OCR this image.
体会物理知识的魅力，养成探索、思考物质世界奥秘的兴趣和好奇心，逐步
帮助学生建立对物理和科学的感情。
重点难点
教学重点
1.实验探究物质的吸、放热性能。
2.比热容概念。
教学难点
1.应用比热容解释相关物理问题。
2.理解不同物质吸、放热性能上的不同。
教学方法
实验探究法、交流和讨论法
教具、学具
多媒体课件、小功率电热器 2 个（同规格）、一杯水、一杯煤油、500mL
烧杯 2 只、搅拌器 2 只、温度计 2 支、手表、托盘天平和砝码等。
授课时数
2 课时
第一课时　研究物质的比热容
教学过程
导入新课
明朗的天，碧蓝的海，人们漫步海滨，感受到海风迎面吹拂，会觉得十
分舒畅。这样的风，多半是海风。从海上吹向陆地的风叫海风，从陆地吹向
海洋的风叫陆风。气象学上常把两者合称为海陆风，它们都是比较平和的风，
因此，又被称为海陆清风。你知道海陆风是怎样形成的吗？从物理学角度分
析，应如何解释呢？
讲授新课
☆ ☆ ☆ ☆ ☆ ☆ ☆
Can you restate every record above word for word?

# Exercise solution:
OCR this image.
体会物理知识的魅力，养成探索、思考物质世界奥秘的兴趣和好奇心，逐步
帮助学生建立对物理和科学的感情。
重点难点
教学重点
1.实验探究物质的吸、放热性能。
2.比热容概念。
教学难点
1.应用比热容解释相关物理问题。
2.理解不同物质吸、放热性能上的不同。
教学方法
实验探究法、交流和讨论法
教具、学具
多媒体课件、小功率电热器 2 个（同规格）、一杯水、一杯煤油、500mL
烧杯 2 只、搅拌器 2 只、温度计 2 支、手表、托盘天平和砝码等。
授课时数
2 课时
第一课时　研究物质的比热容
教学过程
导入新课
明朗的天，碧蓝的海，人们漫步海滨，感受到海风迎面吹拂，会觉得十
分舒畅。这样的风，多半是海风。从海上吹向陆地的风叫海风，从陆地吹向
海洋的风叫陆风。气象学上常把两者合称为海陆风，它们都是比较平和的风，
因此，又被称为海陆清风。你知道海陆风是怎样形成的吗？从物理学角度分
析，应如何解释呢？
讲授新课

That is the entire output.